— Begin —

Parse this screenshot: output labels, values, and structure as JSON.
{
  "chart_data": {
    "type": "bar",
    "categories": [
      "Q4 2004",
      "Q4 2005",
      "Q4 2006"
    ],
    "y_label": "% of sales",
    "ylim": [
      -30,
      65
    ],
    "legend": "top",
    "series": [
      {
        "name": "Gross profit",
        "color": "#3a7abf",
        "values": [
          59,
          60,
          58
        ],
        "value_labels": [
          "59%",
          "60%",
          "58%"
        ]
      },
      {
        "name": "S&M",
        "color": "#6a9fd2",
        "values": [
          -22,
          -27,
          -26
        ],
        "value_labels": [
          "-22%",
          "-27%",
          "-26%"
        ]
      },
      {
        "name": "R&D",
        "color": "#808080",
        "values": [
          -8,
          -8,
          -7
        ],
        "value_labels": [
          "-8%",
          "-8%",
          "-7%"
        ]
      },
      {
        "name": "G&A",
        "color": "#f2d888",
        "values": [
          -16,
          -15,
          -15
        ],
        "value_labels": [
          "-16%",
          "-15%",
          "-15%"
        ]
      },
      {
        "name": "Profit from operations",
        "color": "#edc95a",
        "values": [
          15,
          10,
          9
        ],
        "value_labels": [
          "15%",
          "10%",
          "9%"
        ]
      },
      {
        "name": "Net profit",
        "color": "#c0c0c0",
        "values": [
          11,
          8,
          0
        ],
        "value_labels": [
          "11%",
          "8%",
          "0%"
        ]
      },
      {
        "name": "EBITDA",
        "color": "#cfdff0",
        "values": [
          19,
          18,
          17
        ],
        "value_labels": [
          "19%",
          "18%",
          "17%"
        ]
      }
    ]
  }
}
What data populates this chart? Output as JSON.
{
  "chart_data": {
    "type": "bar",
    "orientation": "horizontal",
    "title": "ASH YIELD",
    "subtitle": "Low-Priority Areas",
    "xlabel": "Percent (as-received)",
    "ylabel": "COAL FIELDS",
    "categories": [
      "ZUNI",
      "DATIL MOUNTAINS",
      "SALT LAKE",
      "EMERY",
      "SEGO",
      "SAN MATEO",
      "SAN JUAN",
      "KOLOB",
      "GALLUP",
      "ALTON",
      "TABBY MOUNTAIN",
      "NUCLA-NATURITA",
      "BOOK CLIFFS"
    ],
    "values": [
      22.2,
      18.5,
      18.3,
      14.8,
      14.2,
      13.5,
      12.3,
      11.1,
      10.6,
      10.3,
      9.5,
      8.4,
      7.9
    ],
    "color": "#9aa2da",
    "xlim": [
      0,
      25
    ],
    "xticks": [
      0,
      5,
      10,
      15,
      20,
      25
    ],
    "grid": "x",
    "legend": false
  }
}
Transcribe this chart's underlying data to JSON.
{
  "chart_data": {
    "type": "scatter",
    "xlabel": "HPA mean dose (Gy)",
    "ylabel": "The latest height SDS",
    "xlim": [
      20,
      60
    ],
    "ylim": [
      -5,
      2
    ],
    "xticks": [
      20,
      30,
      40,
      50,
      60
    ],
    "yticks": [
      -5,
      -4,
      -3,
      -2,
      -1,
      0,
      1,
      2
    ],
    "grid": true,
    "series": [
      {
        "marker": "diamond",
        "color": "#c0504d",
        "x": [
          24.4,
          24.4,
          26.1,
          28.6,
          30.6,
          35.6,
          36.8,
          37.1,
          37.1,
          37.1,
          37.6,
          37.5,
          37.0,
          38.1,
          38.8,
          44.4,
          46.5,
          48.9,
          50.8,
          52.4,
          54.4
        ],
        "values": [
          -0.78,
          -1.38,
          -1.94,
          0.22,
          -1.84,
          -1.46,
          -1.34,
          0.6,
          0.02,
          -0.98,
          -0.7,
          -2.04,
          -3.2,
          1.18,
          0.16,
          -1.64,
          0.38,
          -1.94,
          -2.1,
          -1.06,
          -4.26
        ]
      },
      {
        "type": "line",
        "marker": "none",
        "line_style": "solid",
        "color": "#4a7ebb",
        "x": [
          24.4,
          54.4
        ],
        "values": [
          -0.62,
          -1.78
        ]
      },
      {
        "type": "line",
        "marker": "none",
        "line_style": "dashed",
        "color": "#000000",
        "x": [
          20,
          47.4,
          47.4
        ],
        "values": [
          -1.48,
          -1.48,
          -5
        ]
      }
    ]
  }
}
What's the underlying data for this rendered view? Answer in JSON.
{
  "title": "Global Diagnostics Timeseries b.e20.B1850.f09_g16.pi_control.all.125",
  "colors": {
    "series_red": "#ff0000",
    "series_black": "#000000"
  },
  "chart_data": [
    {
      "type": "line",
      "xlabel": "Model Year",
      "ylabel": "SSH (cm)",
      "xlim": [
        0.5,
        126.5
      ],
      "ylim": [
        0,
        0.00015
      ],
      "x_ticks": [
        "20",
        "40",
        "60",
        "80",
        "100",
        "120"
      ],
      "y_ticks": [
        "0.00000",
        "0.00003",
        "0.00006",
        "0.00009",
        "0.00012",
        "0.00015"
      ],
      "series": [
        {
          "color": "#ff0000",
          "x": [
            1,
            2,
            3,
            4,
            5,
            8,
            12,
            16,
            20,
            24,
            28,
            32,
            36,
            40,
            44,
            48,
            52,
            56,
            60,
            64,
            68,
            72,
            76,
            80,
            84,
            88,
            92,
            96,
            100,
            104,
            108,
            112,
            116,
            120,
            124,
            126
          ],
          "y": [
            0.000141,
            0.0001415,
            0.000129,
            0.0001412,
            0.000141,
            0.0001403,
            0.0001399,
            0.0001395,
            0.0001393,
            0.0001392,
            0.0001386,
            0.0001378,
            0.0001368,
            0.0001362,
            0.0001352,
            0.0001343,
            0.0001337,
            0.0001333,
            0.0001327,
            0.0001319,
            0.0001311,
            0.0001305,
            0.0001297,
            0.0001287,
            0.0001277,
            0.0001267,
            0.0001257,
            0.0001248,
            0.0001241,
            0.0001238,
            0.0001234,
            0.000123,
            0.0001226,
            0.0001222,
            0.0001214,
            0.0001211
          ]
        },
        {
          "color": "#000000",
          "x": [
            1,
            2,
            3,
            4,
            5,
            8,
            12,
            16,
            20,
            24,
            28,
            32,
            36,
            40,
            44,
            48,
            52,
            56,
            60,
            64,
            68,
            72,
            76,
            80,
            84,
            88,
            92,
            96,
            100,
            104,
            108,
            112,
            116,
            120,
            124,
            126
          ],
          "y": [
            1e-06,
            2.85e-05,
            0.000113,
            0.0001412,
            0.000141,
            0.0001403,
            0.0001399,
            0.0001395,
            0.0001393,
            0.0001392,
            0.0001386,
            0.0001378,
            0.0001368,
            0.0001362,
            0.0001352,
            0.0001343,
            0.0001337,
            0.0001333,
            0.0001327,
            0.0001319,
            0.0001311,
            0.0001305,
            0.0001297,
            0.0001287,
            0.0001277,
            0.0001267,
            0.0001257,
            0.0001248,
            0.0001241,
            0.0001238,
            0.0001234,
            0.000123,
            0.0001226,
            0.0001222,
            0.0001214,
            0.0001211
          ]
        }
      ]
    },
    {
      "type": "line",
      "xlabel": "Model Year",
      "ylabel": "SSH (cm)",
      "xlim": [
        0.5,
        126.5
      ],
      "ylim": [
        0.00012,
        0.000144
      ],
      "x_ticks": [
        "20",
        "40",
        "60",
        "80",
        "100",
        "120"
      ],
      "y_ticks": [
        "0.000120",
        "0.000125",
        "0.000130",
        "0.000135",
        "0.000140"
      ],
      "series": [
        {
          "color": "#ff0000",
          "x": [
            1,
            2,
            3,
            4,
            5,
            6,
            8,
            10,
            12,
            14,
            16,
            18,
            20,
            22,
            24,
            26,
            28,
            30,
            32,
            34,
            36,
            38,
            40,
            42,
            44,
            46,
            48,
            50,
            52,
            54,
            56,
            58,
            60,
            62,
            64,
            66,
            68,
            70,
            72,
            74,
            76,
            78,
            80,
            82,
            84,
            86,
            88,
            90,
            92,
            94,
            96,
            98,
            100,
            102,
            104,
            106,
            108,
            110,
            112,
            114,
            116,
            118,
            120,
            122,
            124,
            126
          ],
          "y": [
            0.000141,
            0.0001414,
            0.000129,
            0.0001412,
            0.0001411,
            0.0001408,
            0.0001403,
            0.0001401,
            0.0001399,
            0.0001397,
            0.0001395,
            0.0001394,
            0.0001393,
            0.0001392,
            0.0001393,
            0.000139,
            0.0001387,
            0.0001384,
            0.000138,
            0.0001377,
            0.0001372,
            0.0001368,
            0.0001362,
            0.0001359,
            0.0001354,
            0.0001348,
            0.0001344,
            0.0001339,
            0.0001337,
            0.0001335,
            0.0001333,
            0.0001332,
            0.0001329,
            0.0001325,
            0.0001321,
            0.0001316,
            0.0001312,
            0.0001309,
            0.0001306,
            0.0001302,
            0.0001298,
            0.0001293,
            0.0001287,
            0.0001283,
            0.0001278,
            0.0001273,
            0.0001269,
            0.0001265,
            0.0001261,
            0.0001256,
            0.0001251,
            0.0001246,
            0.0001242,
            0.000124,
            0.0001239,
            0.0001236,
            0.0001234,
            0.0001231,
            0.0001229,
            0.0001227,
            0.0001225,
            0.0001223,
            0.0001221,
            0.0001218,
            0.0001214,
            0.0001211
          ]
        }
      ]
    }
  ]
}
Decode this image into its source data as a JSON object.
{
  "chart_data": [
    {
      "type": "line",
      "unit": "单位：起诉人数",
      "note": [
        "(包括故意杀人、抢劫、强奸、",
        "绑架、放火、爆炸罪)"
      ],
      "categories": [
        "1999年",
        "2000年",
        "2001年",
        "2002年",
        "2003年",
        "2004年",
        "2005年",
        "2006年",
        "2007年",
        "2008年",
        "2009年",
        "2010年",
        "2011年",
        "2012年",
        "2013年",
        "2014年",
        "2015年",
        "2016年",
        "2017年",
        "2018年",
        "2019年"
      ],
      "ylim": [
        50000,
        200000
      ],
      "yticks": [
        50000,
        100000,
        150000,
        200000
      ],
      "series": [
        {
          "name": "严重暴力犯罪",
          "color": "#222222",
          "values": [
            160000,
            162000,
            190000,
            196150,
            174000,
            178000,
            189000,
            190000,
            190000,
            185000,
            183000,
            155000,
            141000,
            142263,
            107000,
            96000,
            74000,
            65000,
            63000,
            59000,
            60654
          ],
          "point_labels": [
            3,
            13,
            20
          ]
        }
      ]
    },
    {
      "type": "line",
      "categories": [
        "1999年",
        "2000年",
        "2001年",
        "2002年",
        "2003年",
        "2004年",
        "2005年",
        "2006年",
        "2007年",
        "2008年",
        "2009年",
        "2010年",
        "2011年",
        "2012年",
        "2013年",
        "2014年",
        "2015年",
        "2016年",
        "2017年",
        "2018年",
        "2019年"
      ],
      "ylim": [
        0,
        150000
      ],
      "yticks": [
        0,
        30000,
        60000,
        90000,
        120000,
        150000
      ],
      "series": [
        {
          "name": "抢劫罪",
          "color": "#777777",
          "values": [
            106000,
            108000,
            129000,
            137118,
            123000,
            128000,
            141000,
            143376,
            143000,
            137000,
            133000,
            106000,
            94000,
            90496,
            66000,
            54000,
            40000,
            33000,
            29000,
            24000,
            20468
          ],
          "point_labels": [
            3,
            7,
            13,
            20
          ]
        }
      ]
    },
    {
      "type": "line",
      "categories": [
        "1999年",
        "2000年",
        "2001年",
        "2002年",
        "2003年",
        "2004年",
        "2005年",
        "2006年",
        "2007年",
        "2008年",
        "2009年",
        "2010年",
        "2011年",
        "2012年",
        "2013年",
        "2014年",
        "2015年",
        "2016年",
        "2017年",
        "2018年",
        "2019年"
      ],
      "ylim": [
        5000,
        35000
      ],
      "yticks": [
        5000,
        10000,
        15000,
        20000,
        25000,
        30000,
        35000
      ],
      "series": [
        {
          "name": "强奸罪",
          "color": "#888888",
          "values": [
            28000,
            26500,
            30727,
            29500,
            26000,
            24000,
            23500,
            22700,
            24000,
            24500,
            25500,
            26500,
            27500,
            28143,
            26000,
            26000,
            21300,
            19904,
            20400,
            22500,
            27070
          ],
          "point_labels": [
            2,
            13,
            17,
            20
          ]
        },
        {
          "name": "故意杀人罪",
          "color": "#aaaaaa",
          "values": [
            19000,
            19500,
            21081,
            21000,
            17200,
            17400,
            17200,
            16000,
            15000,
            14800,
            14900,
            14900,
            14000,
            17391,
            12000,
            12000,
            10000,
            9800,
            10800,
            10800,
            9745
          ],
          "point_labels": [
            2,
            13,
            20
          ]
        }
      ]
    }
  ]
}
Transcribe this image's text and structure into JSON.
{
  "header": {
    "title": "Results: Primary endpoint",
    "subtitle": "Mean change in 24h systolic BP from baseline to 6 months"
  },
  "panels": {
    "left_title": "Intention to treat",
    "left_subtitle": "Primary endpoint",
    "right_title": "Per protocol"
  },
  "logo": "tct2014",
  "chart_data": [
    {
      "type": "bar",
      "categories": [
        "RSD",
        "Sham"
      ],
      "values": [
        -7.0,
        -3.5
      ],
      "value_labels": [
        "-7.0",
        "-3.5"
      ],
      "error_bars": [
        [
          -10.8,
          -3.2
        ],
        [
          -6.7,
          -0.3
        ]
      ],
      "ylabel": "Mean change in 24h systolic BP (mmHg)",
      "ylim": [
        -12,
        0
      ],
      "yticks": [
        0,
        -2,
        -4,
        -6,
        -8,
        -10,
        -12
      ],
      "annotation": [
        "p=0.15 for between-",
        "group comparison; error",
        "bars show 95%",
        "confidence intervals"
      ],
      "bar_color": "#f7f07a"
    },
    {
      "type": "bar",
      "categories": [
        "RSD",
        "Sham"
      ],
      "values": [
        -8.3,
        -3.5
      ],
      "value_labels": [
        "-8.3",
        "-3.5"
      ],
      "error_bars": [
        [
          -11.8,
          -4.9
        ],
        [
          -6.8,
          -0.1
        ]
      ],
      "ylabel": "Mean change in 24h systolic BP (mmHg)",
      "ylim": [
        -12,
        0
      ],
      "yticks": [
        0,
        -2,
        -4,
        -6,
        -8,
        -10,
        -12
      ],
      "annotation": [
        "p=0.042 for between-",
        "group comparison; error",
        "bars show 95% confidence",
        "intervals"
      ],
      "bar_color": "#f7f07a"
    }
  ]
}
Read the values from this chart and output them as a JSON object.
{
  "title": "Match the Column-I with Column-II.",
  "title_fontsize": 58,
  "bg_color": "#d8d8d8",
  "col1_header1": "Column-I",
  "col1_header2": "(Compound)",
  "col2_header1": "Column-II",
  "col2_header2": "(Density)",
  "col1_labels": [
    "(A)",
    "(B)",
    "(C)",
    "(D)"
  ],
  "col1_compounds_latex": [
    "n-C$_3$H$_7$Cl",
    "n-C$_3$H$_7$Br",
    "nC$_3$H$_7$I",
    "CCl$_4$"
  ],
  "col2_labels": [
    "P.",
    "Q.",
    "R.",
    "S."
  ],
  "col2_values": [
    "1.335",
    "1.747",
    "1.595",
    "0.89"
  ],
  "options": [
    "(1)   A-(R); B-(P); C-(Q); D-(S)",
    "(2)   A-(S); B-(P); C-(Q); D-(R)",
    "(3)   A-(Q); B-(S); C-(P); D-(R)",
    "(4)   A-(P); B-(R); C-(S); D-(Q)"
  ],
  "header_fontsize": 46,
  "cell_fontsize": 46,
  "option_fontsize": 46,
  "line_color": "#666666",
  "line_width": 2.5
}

— End —

### TASK TO CARRY OUT
Select from the material above each line in which the string "structure" appears, and list those lines.

### RESULT
Parse this screenshot: output labels, values, and structure as JSON.
Transcribe this image's text and structure into JSON.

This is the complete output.